⟨

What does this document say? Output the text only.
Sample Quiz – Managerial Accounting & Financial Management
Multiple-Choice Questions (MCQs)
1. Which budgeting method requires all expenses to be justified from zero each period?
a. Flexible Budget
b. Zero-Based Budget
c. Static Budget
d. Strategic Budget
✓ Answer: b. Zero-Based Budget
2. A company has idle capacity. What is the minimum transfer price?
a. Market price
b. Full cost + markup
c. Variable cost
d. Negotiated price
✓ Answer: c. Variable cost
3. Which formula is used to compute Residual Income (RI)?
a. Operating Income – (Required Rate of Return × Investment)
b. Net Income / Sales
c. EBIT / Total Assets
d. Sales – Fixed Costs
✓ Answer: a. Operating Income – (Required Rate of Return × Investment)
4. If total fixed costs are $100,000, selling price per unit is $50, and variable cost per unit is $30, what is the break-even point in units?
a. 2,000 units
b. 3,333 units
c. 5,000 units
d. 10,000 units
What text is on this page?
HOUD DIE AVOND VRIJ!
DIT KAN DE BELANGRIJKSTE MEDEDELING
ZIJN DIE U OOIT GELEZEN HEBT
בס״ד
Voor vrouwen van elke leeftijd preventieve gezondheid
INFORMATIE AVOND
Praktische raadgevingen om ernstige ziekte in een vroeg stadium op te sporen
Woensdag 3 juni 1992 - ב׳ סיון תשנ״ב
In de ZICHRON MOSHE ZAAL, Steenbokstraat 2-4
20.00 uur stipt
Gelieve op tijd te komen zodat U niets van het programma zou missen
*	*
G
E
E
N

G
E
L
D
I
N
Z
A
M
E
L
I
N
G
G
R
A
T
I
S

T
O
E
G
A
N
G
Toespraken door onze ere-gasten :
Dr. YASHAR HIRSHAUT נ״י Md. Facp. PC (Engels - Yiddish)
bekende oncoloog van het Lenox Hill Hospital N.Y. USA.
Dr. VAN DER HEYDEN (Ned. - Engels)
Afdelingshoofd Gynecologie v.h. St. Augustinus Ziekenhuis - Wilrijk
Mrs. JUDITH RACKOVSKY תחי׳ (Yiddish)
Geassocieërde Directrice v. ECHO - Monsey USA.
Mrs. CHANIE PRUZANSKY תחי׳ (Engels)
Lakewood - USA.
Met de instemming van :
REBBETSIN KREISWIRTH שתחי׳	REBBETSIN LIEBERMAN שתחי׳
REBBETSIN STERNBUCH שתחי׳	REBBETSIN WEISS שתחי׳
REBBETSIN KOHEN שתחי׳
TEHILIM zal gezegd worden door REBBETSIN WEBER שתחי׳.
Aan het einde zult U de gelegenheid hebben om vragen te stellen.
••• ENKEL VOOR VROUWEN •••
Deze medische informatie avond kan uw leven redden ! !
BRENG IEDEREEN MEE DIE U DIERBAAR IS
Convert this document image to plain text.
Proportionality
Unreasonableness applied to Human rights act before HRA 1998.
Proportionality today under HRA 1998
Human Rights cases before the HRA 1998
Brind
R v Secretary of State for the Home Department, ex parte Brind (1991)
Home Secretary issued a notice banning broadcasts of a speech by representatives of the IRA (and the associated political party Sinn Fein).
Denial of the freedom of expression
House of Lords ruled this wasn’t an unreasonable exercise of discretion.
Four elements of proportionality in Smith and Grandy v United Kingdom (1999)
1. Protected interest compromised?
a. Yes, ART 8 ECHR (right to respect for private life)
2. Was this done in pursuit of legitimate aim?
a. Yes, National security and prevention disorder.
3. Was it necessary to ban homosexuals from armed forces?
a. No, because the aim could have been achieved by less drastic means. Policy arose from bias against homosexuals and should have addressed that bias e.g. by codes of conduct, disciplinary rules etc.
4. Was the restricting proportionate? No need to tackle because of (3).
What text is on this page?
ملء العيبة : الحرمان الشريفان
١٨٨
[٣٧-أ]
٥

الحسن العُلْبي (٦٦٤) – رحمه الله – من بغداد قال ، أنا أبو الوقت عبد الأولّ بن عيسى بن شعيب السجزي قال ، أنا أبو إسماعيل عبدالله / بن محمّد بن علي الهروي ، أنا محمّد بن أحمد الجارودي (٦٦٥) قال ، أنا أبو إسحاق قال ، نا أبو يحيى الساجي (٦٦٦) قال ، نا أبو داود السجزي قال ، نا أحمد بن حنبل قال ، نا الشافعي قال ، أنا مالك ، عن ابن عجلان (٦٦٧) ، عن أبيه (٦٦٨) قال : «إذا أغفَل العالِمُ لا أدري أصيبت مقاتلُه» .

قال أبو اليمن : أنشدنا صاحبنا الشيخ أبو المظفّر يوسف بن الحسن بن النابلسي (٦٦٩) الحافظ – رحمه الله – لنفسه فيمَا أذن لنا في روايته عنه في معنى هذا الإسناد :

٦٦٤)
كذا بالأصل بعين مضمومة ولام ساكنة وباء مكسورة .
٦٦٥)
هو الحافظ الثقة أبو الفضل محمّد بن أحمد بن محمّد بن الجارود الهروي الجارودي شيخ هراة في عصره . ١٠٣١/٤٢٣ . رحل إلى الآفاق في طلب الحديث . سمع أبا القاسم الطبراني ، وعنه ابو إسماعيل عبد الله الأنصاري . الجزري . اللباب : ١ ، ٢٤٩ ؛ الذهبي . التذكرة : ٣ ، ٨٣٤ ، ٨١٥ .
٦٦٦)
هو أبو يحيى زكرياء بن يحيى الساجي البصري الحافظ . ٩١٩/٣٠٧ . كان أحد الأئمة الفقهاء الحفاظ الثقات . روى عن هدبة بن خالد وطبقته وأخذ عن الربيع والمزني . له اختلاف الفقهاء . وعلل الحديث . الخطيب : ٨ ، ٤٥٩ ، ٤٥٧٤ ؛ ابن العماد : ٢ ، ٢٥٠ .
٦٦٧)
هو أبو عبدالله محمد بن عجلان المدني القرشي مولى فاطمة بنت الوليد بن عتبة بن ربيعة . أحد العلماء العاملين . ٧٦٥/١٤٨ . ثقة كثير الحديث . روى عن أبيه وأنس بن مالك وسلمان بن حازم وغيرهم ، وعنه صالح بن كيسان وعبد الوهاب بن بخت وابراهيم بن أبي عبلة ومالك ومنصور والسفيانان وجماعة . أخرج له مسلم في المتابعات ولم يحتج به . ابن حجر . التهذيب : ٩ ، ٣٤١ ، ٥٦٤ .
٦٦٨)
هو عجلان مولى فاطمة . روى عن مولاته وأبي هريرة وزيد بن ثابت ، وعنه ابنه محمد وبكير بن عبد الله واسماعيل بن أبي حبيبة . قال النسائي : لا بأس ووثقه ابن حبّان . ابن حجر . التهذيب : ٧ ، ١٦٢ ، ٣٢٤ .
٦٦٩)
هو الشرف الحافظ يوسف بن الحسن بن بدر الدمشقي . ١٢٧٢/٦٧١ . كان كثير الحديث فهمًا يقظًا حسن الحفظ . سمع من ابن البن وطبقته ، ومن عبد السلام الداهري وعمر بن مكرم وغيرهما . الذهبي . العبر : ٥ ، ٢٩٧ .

⟩

● Directive
Repeat all of the records above exactly as they appear.

● Answer
What does this document say? Output the text only.
Sample Quiz – Managerial Accounting & Financial Management
Multiple-Choice Questions (MCQs)
1. Which budgeting method requires all expenses to be justified from zero each period?
a. Flexible Budget
b. Zero-Based Budget
c. Static Budget
d. Strategic Budget
✓ Answer: b. Zero-Based Budget
2. A company has idle capacity. What is the minimum transfer price?
a. Market price
b. Full cost + markup
c. Variable cost
d. Negotiated price
✓ Answer: c. Variable cost
3. Which formula is used to compute Residual Income (RI)?
a. Operating Income – (Required Rate of Return × Investment)
b. Net Income / Sales
c. EBIT / Total Assets
d. Sales – Fixed Costs
✓ Answer: a. Operating Income – (Required Rate of Return × Investment)
4. If total fixed costs are $100,000, selling price per unit is $50, and variable cost per unit is $30, what is the break-even point in units?
a. 2,000 units
b. 3,333 units
c. 5,000 units
d. 10,000 units
What text is on this page?
HOUD DIE AVOND VRIJ!
DIT KAN DE BELANGRIJKSTE MEDEDELING
ZIJN DIE U OOIT GELEZEN HEBT
בס״ד
Voor vrouwen van elke leeftijd preventieve gezondheid
INFORMATIE AVOND
Praktische raadgevingen om ernstige ziekte in een vroeg stadium op te sporen
Woensdag 3 juni 1992 - ב׳ סיון תשנ״ב
In de ZICHRON MOSHE ZAAL, Steenbokstraat 2-4
20.00 uur stipt
Gelieve op tijd te komen zodat U niets van het programma zou missen
*	*
G
E
E
N

G
E
L
D
I
N
Z
A
M
E
L
I
N
G
G
R
A
T
I
S

T
O
E
G
A
N
G
Toespraken door onze ere-gasten :
Dr. YASHAR HIRSHAUT נ״י Md. Facp. PC (Engels - Yiddish)
bekende oncoloog van het Lenox Hill Hospital N.Y. USA.
Dr. VAN DER HEYDEN (Ned. - Engels)
Afdelingshoofd Gynecologie v.h. St. Augustinus Ziekenhuis - Wilrijk
Mrs. JUDITH RACKOVSKY תחי׳ (Yiddish)
Geassocieërde Directrice v. ECHO - Monsey USA.
Mrs. CHANIE PRUZANSKY תחי׳ (Engels)
Lakewood - USA.
Met de instemming van :
REBBETSIN KREISWIRTH שתחי׳	REBBETSIN LIEBERMAN שתחי׳
REBBETSIN STERNBUCH שתחי׳	REBBETSIN WEISS שתחי׳
REBBETSIN KOHEN שתחי׳
TEHILIM zal gezegd worden door REBBETSIN WEBER שתחי׳.
Aan het einde zult U de gelegenheid hebben om vragen te stellen.
••• ENKEL VOOR VROUWEN •••
Deze medische informatie avond kan uw leven redden ! !
BRENG IEDEREEN MEE DIE U DIERBAAR IS
Convert this document image to plain text.
Proportionality
Unreasonableness applied to Human rights act before HRA 1998.
Proportionality today under HRA 1998
Human Rights cases before the HRA 1998
Brind
R v Secretary of State for the Home Department, ex parte Brind (1991)
Home Secretary issued a notice banning broadcasts of a speech by representatives of the IRA (and the associated political party Sinn Fein).
Denial of the freedom of expression
House of Lords ruled this wasn’t an unreasonable exercise of discretion.
Four elements of proportionality in Smith and Grandy v United Kingdom (1999)
1. Protected interest compromised?
a. Yes, ART 8 ECHR (right to respect for private life)
2. Was this done in pursuit of legitimate aim?
a. Yes, National security and prevention disorder.
3. Was it necessary to ban homosexuals from armed forces?
a. No, because the aim could have been achieved by less drastic means. Policy arose from bias against homosexuals and should have addressed that bias e.g. by codes of conduct, disciplinary rules etc.
4. Was the restricting proportionate? No need to tackle because of (3).
What text is on this page?
ملء العيبة : الحرمان الشريفان
١٨٨
[٣٧-أ]
٥

الحسن العُلْبي (٦٦٤) – رحمه الله – من بغداد قال ، أنا أبو الوقت عبد الأولّ بن عيسى بن شعيب السجزي قال ، أنا أبو إسماعيل عبدالله / بن محمّد بن علي الهروي ، أنا محمّد بن أحمد الجارودي (٦٦٥) قال ، أنا أبو إسحاق قال ، نا أبو يحيى الساجي (٦٦٦) قال ، نا أبو داود السجزي قال ، نا أحمد بن حنبل قال ، نا الشافعي قال ، أنا مالك ، عن ابن عجلان (٦٦٧) ، عن أبيه (٦٦٨) قال : «إذا أغفَل العالِمُ لا أدري أصيبت مقاتلُه» .

قال أبو اليمن : أنشدنا صاحبنا الشيخ أبو المظفّر يوسف بن الحسن بن النابلسي (٦٦٩) الحافظ – رحمه الله – لنفسه فيمَا أذن لنا في روايته عنه في معنى هذا الإسناد :

٦٦٤)
كذا بالأصل بعين مضمومة ولام ساكنة وباء مكسورة .
٦٦٥)
هو الحافظ الثقة أبو الفضل محمّد بن أحمد بن محمّد بن الجارود الهروي الجارودي شيخ هراة في عصره . ١٠٣١/٤٢٣ . رحل إلى الآفاق في طلب الحديث . سمع أبا القاسم الطبراني ، وعنه ابو إسماعيل عبد الله الأنصاري . الجزري . اللباب : ١ ، ٢٤٩ ؛ الذهبي . التذكرة : ٣ ، ٨٣٤ ، ٨١٥ .
٦٦٦)
هو أبو يحيى زكرياء بن يحيى الساجي البصري الحافظ . ٩١٩/٣٠٧ . كان أحد الأئمة الفقهاء الحفاظ الثقات . روى عن هدبة بن خالد وطبقته وأخذ عن الربيع والمزني . له اختلاف الفقهاء . وعلل الحديث . الخطيب : ٨ ، ٤٥٩ ، ٤٥٧٤ ؛ ابن العماد : ٢ ، ٢٥٠ .
٦٦٧)
هو أبو عبدالله محمد بن عجلان المدني القرشي مولى فاطمة بنت الوليد بن عتبة بن ربيعة . أحد العلماء العاملين . ٧٦٥/١٤٨ . ثقة كثير الحديث . روى عن أبيه وأنس بن مالك وسلمان بن حازم وغيرهم ، وعنه صالح بن كيسان وعبد الوهاب بن بخت وابراهيم بن أبي عبلة ومالك ومنصور والسفيانان وجماعة . أخرج له مسلم في المتابعات ولم يحتج به . ابن حجر . التهذيب : ٩ ، ٣٤١ ، ٥٦٤ .
٦٦٨)
هو عجلان مولى فاطمة . روى عن مولاته وأبي هريرة وزيد بن ثابت ، وعنه ابنه محمد وبكير بن عبد الله واسماعيل بن أبي حبيبة . قال النسائي : لا بأس ووثقه ابن حبّان . ابن حجر . التهذيب : ٧ ، ١٦٢ ، ٣٢٤ .
٦٦٩)
هو الشرف الحافظ يوسف بن الحسن بن بدر الدمشقي . ١٢٧٢/٦٧١ . كان كثير الحديث فهمًا يقظًا حسن الحفظ . سمع من ابن البن وطبقته ، ومن عبد السلام الداهري وعمر بن مكرم وغيرهما . الذهبي . العبر : ٥ ، ٢٩٧ .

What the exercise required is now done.